## Start DATA SUPPLIED

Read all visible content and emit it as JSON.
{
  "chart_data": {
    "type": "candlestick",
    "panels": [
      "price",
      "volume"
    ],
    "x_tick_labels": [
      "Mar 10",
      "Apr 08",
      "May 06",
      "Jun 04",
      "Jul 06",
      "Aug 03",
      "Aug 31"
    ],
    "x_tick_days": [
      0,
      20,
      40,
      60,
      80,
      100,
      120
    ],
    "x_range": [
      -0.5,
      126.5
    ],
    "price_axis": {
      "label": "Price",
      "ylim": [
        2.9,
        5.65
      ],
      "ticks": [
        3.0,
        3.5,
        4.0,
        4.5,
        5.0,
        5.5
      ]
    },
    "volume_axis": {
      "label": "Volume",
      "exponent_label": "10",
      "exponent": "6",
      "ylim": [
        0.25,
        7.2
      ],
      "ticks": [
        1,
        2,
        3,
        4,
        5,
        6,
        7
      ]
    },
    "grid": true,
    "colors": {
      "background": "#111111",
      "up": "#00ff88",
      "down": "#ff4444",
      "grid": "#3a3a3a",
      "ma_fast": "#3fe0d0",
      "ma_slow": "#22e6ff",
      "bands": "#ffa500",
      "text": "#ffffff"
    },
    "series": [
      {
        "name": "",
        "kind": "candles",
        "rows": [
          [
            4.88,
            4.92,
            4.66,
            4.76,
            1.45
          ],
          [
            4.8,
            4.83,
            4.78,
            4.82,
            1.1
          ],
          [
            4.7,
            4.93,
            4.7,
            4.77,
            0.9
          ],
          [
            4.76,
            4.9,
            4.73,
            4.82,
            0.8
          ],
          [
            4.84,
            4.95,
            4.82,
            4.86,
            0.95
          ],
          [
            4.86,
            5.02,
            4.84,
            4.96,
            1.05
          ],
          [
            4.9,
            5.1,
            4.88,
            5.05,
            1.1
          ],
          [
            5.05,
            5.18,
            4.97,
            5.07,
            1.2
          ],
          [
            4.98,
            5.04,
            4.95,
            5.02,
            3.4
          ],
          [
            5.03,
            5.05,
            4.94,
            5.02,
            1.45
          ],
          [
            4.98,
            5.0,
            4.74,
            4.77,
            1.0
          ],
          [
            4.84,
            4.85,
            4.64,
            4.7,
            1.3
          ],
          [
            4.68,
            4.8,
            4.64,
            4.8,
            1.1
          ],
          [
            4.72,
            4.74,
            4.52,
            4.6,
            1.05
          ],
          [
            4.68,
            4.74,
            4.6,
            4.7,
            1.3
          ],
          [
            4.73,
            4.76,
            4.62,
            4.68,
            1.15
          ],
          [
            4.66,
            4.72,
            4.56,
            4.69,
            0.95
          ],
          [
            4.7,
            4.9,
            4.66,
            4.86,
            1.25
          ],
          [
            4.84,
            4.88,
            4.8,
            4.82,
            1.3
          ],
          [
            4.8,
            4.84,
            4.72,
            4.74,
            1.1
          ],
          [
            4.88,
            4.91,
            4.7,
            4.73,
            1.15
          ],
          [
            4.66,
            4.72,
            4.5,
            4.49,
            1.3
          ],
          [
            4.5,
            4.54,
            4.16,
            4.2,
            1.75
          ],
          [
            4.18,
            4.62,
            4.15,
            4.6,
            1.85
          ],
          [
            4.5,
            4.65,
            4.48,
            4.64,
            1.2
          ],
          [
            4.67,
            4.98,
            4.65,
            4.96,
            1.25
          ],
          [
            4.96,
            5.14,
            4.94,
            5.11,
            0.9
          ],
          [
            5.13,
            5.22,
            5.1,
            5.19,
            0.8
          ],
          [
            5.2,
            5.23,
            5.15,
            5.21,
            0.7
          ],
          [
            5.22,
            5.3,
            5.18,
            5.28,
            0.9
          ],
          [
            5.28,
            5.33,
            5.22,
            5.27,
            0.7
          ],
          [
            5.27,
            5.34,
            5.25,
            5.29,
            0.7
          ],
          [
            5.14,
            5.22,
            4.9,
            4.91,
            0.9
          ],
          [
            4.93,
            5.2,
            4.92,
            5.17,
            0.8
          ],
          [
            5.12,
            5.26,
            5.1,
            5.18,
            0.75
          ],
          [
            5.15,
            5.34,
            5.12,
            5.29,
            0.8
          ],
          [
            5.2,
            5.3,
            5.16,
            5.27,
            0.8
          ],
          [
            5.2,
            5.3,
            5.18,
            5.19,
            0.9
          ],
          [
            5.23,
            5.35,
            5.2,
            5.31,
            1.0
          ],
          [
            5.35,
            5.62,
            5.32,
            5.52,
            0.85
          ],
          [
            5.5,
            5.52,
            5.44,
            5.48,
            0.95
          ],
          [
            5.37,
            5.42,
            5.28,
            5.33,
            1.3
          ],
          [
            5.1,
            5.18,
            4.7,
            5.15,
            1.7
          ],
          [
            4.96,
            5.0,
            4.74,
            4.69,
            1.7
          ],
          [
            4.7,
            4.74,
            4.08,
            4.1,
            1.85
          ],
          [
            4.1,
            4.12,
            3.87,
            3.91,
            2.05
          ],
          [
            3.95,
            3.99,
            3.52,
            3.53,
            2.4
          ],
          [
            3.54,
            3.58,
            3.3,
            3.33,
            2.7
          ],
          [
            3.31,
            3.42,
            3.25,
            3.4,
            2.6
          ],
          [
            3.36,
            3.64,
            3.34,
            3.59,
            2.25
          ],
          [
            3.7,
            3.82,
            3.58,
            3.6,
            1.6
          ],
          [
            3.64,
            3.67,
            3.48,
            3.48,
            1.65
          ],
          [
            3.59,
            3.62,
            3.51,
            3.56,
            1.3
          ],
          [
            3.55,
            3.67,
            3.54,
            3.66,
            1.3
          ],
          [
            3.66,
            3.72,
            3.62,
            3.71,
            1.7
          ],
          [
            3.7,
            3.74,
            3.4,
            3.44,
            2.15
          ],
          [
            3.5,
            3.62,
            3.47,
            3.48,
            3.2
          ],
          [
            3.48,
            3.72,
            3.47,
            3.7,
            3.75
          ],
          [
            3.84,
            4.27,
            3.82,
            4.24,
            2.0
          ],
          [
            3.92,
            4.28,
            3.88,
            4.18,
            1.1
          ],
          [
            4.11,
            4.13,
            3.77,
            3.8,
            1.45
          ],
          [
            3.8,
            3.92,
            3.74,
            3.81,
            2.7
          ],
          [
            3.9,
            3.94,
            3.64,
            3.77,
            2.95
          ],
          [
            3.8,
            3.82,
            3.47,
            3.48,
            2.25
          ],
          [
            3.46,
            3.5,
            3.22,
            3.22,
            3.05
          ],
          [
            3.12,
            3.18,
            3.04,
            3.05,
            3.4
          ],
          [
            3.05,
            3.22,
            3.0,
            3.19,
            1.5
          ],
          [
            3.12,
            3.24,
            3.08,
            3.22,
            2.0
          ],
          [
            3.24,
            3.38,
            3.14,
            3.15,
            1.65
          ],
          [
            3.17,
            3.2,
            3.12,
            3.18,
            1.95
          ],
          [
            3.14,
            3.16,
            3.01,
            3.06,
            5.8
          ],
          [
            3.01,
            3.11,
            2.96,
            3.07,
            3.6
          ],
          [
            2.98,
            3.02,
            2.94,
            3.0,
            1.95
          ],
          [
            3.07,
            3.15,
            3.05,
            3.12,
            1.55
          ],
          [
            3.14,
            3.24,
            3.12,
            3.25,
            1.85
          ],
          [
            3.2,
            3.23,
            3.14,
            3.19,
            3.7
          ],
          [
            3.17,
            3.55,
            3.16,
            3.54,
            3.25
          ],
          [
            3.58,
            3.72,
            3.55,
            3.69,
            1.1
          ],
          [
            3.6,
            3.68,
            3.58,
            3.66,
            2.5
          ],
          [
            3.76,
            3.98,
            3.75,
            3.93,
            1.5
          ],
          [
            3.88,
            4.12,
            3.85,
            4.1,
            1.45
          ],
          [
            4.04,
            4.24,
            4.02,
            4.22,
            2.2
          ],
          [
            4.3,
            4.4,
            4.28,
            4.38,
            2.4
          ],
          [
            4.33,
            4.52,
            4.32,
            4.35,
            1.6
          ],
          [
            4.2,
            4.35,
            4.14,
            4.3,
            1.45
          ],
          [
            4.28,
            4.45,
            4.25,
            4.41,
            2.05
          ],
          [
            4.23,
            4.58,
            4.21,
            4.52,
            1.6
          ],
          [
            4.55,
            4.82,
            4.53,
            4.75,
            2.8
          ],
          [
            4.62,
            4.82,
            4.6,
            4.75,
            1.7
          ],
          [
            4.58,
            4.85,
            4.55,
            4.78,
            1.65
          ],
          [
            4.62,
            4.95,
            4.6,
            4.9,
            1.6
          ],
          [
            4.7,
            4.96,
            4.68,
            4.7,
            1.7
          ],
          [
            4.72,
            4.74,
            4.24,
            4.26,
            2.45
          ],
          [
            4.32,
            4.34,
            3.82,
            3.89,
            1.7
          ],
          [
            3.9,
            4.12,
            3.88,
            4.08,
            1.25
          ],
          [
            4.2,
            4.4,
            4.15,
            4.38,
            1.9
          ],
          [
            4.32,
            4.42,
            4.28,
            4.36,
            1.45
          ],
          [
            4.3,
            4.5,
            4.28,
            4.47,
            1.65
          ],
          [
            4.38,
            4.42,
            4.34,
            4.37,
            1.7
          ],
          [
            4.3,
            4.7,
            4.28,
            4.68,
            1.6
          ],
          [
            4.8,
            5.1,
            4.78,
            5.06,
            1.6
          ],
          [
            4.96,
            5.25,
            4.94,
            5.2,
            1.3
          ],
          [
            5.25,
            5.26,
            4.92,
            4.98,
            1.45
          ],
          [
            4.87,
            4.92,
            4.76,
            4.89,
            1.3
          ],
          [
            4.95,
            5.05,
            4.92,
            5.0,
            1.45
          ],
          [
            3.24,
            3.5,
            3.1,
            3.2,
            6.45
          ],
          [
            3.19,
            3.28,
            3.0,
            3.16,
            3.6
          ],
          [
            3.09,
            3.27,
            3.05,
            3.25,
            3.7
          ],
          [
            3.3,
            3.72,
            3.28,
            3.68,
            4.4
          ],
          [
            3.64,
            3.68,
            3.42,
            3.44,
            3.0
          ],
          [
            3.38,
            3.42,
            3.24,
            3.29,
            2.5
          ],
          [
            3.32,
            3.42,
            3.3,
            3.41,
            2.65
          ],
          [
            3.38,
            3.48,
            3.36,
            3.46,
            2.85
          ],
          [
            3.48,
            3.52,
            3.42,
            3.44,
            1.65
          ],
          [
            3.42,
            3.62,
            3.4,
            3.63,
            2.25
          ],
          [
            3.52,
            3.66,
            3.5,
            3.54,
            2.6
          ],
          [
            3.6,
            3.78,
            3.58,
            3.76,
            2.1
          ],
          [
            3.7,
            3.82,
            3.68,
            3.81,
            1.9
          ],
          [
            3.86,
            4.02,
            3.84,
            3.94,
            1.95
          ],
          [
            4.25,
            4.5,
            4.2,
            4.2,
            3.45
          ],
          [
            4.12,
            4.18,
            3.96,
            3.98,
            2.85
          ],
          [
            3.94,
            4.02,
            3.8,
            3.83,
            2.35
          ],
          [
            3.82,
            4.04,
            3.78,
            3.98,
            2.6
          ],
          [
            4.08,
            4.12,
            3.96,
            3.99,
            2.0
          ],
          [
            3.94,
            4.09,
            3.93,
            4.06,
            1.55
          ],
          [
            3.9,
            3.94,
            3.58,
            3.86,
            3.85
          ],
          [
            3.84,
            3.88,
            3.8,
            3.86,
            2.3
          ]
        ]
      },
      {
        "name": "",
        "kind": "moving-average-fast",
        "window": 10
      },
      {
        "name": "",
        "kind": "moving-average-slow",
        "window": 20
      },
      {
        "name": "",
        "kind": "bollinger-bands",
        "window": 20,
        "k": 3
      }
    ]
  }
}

## End DATA SUPPLIED

__TASK GOAL__. List all lines from the entries that include the word "average".

__WRITTEN SOLUTION__.
        "kind": "moving-average-fast",
        "kind": "moving-average-slow",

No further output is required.